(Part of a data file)
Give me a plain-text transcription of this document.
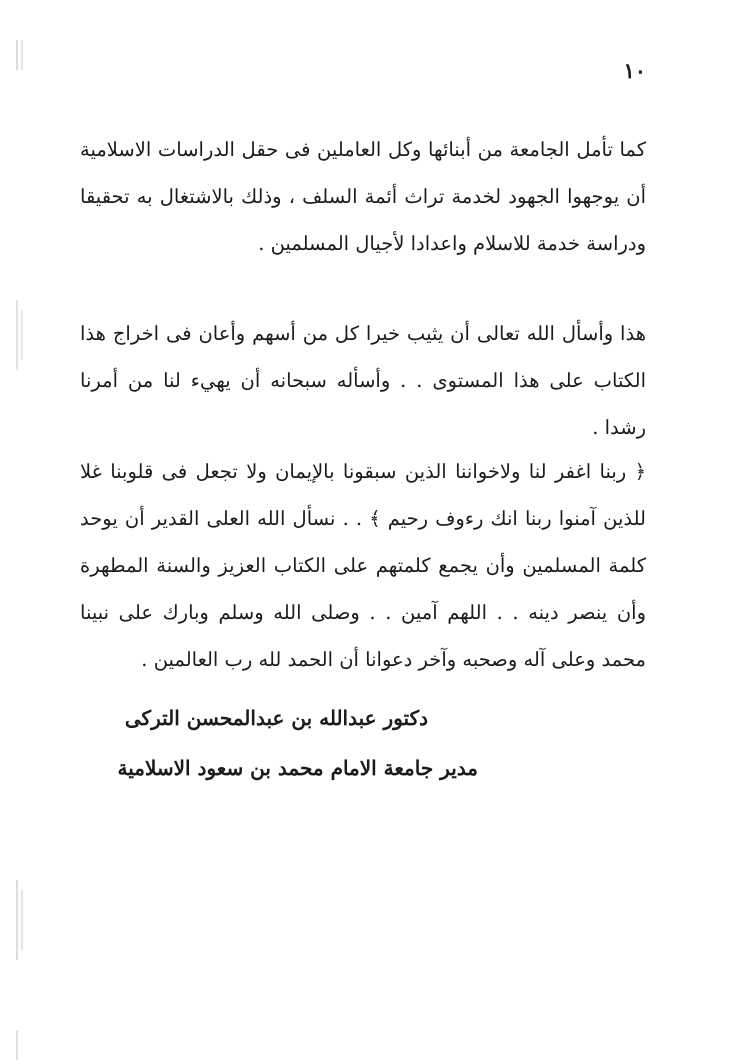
١٠

كما تأمل الجامعة من أبنائها وكل العاملين فى حقل الدراسات الاسلامية أن يوجهوا الجهود لخدمة تراث أئمة السلف ، وذلك بالاشتغال به تحقيقا ودراسة خدمة للاسلام واعدادا لأجيال المسلمين .

هذا وأسأل الله تعالى أن يثيب خيرا كل من أسهم وأعان فى اخراج هذا الكتاب على هذا المستوى . . وأسأله سبحانه أن يهيء لنا من أمرنا رشدا .

﴿ ربنا اغفر لنا ولاخواننا الذين سبقونا بالإيمان ولا تجعل فى قلوبنا غلا للذين آمنوا ربنا انك رءوف رحيم ﴾ . . نسأل الله العلى القدير أن يوحد كلمة المسلمين وأن يجمع كلمتهم على الكتاب العزيز والسنة المطهرة وأن ينصر دينه . . اللهم آمين . . وصلى الله وسلم وبارك على نبينا محمد وعلى آله وصحبه وآخر دعوانا أن الحمد لله رب العالمين .

دكتور عبدالله بن عبدالمحسن التركى
مدير جامعة الامام محمد بن سعود الاسلامية
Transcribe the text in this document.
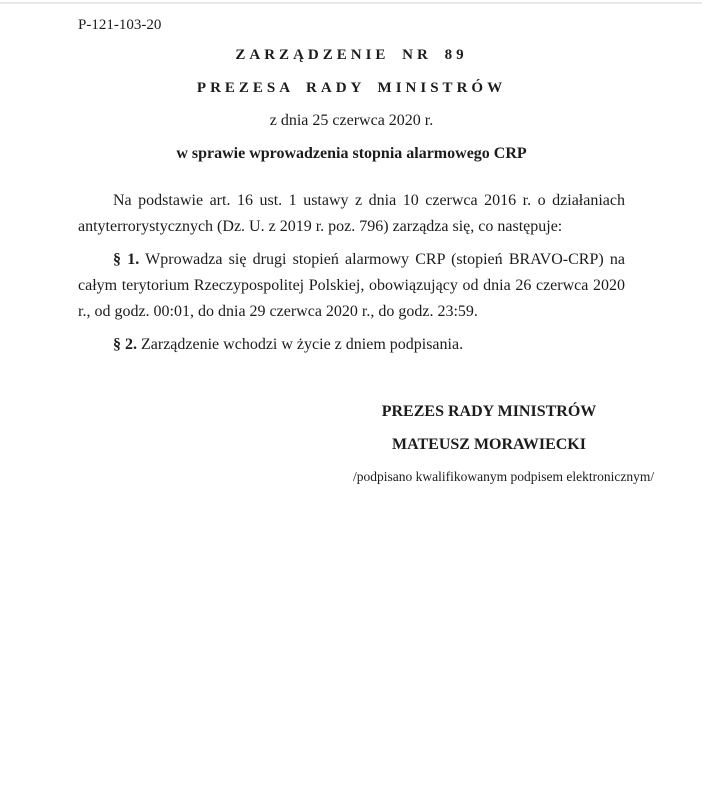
P-121-103-20

ZARZĄDZENIE NR 89

PREZESA RADY MINISTRÓW

z dnia 25 czerwca 2020 r.

w sprawie wprowadzenia stopnia alarmowego CRP

Na podstawie art. 16 ust. 1 ustawy z dnia 10 czerwca 2016 r. o działaniach antyterrorystycznych (Dz. U. z 2019 r. poz. 796) zarządza się, co następuje:

§ 1. Wprowadza się drugi stopień alarmowy CRP (stopień BRAVO-CRP) na całym terytorium Rzeczypospolitej Polskiej, obowiązujący od dnia 26 czerwca 2020 r., od godz. 00:01, do dnia 29 czerwca 2020 r., do godz. 23:59.

§ 2. Zarządzenie wchodzi w życie z dniem podpisania.

PREZES RADY MINISTRÓW

MATEUSZ MORAWIECKI

/podpisano kwalifikowanym podpisem elektronicznym/
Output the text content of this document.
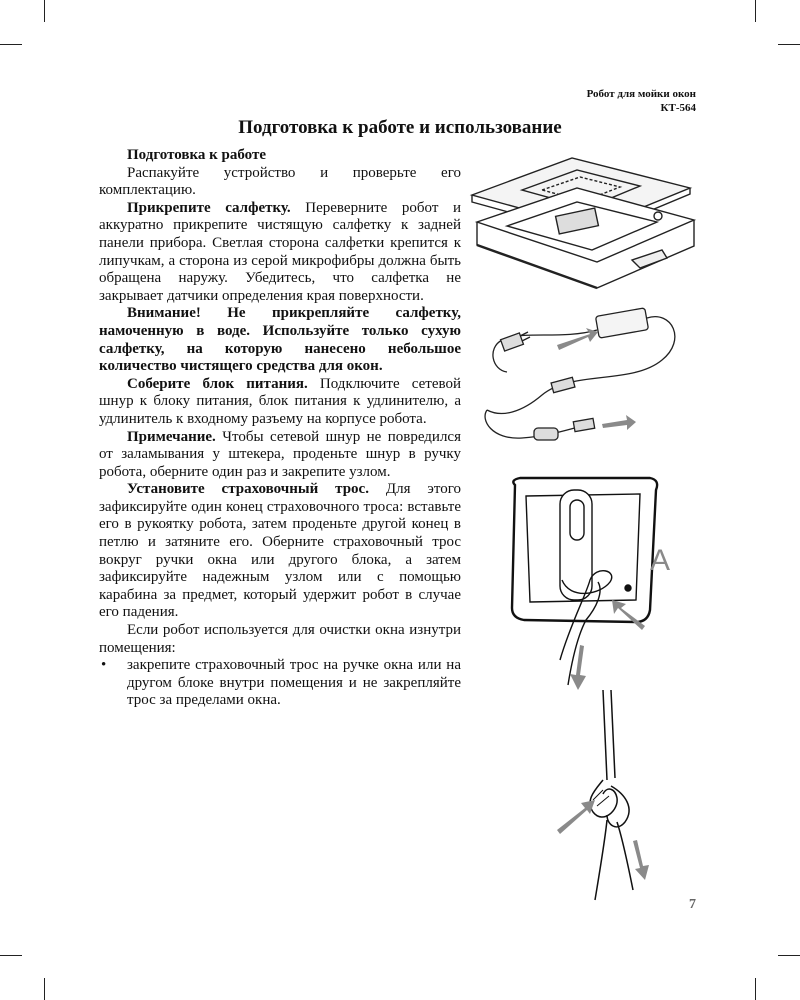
Робот для мойки окон
КТ-564
Подготовка к работе и использование

Подготовка к работе

Распакуйте устройство и проверьте его комплектацию.

Прикрепите салфетку. Переверните робот и аккуратно прикрепите чистящую салфетку к задней панели прибора. Светлая сторона салфетки крепится к липучкам, а сторона из серой микрофибры должна быть обращена наружу. Убедитесь, что салфетка не закрывает датчики определения края поверхности.

Внимание! Не прикрепляйте салфетку, намоченную в воде. Используйте только сухую салфетку, на которую нанесено небольшое количество чистящего средства для окон.

Соберите блок питания. Подключите сетевой шнур к блоку питания, блок питания к удлинителю, а удлинитель к входному разъему на корпусе робота.

Примечание. Чтобы сетевой шнур не повредился от заламывания у штекера, проденьте шнур в ручку робота, оберните один раз и закрепите узлом.

Установите страховочный трос. Для этого зафиксируйте один конец страховочного троса: вставьте его в рукоятку робота, затем проденьте другой конец в петлю и затяните его. Оберните страховочный трос вокруг ручки окна или другого блока, а затем зафиксируйте надежным узлом или с помощью карабина за предмет, который удержит робот в случае его падения.

Если робот используется для очистки окна изнутри помещения:

• закрепите страховочный трос на ручке окна или на другом блоке внутри помещения и не закрепляйте трос за пределами окна.
A
7
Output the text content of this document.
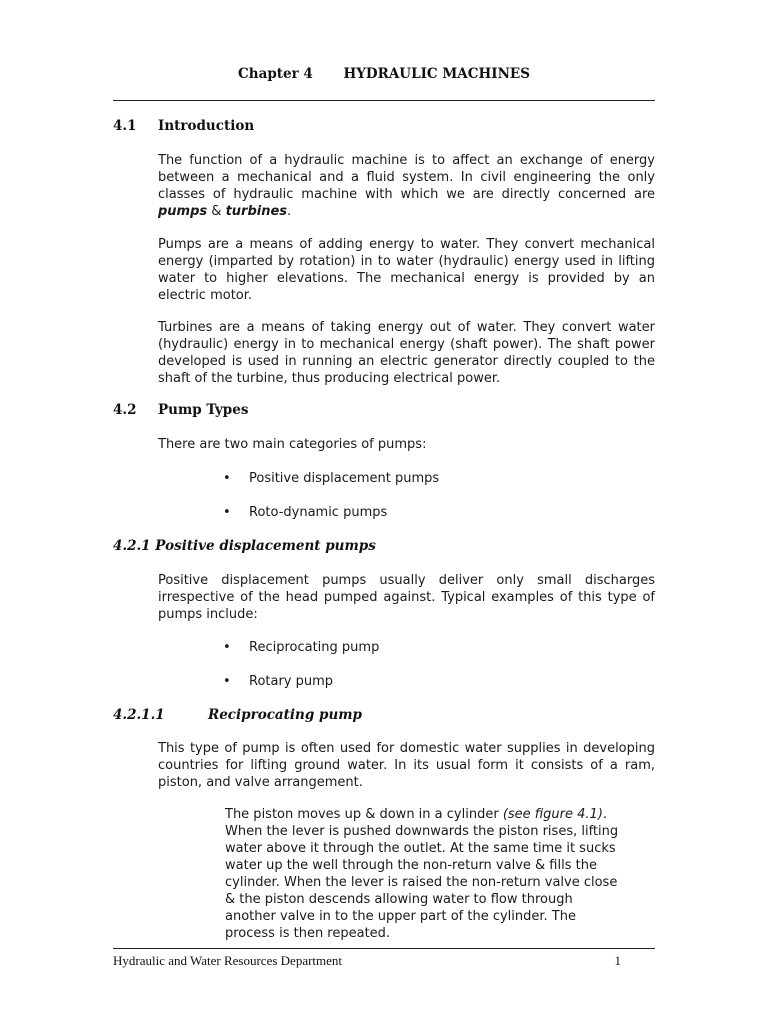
Chapter 4 HYDRAULIC MACHINES
4.1 Introduction
The function of a hydraulic machine is to affect an exchange of energy between a mechanical and a fluid system. In civil engineering the only classes of hydraulic machine with which we are directly concerned are pumps & turbines.
Pumps are a means of adding energy to water. They convert mechanical energy (imparted by rotation) in to water (hydraulic) energy used in lifting water to higher elevations. The mechanical energy is provided by an electric motor.
Turbines are a means of taking energy out of water. They convert water (hydraulic) energy in to mechanical energy (shaft power). The shaft power developed is used in running an electric generator directly coupled to the shaft of the turbine, thus producing electrical power.
4.2 Pump Types
There are two main categories of pumps:
• Positive displacement pumps
• Roto-dynamic pumps
4.2.1 Positive displacement pumps
Positive displacement pumps usually deliver only small discharges irrespective of the head pumped against. Typical examples of this type of pumps include:
• Reciprocating pump
• Rotary pump
4.2.1.1	Reciprocating pump
This type of pump is often used for domestic water supplies in developing countries for lifting ground water. In its usual form it consists of a ram, piston, and valve arrangement.
The piston moves up & down in a cylinder (see figure 4.1). When the lever is pushed downwards the piston rises, lifting water above it through the outlet. At the same time it sucks water up the well through the non-return valve & fills the cylinder. When the lever is raised the non-return valve close & the piston descends allowing water to flow through another valve in to the upper part of the cylinder. The process is then repeated.
Hydraulic and Water Resources Department	1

• What needs to be done: Extract the entries in full, exactly as they are, minus the pictures.

• Complete answer:
Give me a plain-text transcription of this document.
١٠

كما تأمل الجامعة من أبنائها وكل العاملين فى حقل الدراسات الاسلامية أن يوجهوا الجهود لخدمة تراث أئمة السلف ، وذلك بالاشتغال به تحقيقا ودراسة خدمة للاسلام واعدادا لأجيال المسلمين .

هذا وأسأل الله تعالى أن يثيب خيرا كل من أسهم وأعان فى اخراج هذا الكتاب على هذا المستوى . . وأسأله سبحانه أن يهيء لنا من أمرنا رشدا .

﴿ ربنا اغفر لنا ولاخواننا الذين سبقونا بالإيمان ولا تجعل فى قلوبنا غلا للذين آمنوا ربنا انك رءوف رحيم ﴾ . . نسأل الله العلى القدير أن يوحد كلمة المسلمين وأن يجمع كلمتهم على الكتاب العزيز والسنة المطهرة وأن ينصر دينه . . اللهم آمين . . وصلى الله وسلم وبارك على نبينا محمد وعلى آله وصحبه وآخر دعوانا أن الحمد لله رب العالمين .

دكتور عبدالله بن عبدالمحسن التركى
مدير جامعة الامام محمد بن سعود الاسلامية
Transcribe the text in this document.
P-121-103-20

ZARZĄDZENIE NR 89

PREZESA RADY MINISTRÓW

z dnia 25 czerwca 2020 r.

w sprawie wprowadzenia stopnia alarmowego CRP

Na podstawie art. 16 ust. 1 ustawy z dnia 10 czerwca 2016 r. o działaniach antyterrorystycznych (Dz. U. z 2019 r. poz. 796) zarządza się, co następuje:

§ 1. Wprowadza się drugi stopień alarmowy CRP (stopień BRAVO-CRP) na całym terytorium Rzeczypospolitej Polskiej, obowiązujący od dnia 26 czerwca 2020 r., od godz. 00:01, do dnia 29 czerwca 2020 r., do godz. 23:59.

§ 2. Zarządzenie wchodzi w życie z dniem podpisania.

PREZES RADY MINISTRÓW

MATEUSZ MORAWIECKI

/podpisano kwalifikowanym podpisem elektronicznym/
Output the text content of this document.
Робот для мойки окон
КТ-564
Подготовка к работе и использование

Подготовка к работе

Распакуйте устройство и проверьте его комплектацию.

Прикрепите салфетку. Переверните робот и аккуратно прикрепите чистящую салфетку к задней панели прибора. Светлая сторона салфетки крепится к липучкам, а сторона из серой микрофибры должна быть обращена наружу. Убедитесь, что салфетка не закрывает датчики определения края поверхности.

Внимание! Не прикрепляйте салфетку, намоченную в воде. Используйте только сухую салфетку, на которую нанесено небольшое количество чистящего средства для окон.

Соберите блок питания. Подключите сетевой шнур к блоку питания, блок питания к удлинителю, а удлинитель к входному разъему на корпусе робота.

Примечание. Чтобы сетевой шнур не повредился от заламывания у штекера, проденьте шнур в ручку робота, оберните один раз и закрепите узлом.

Установите страховочный трос. Для этого зафиксируйте один конец страховочного троса: вставьте его в рукоятку робота, затем проденьте другой конец в петлю и затяните его. Оберните страховочный трос вокруг ручки окна или другого блока, а затем зафиксируйте надежным узлом или с помощью карабина за предмет, который удержит робот в случае его падения.

Если робот используется для очистки окна изнутри помещения:

• закрепите страховочный трос на ручке окна или на другом блоке внутри помещения и не закрепляйте трос за пределами окна.
A
7
Output the text content of this document.
Chapter 4 HYDRAULIC MACHINES
4.1 Introduction
The function of a hydraulic machine is to affect an exchange of energy between a mechanical and a fluid system. In civil engineering the only classes of hydraulic machine with which we are directly concerned are pumps & turbines.
Pumps are a means of adding energy to water. They convert mechanical energy (imparted by rotation) in to water (hydraulic) energy used in lifting water to higher elevations. The mechanical energy is provided by an electric motor.
Turbines are a means of taking energy out of water. They convert water (hydraulic) energy in to mechanical energy (shaft power). The shaft power developed is used in running an electric generator directly coupled to the shaft of the turbine, thus producing electrical power.
4.2 Pump Types
There are two main categories of pumps:
• Positive displacement pumps
• Roto-dynamic pumps
4.2.1 Positive displacement pumps
Positive displacement pumps usually deliver only small discharges irrespective of the head pumped against. Typical examples of this type of pumps include:
• Reciprocating pump
• Rotary pump
4.2.1.1	Reciprocating pump
This type of pump is often used for domestic water supplies in developing countries for lifting ground water. In its usual form it consists of a ram, piston, and valve arrangement.
The piston moves up & down in a cylinder (see figure 4.1). When the lever is pushed downwards the piston rises, lifting water above it through the outlet. At the same time it sucks water up the well through the non-return valve & fills the cylinder. When the lever is raised the non-return valve close & the piston descends allowing water to flow through another valve in to the upper part of the cylinder. The process is then repeated.
Hydraulic and Water Resources Department	1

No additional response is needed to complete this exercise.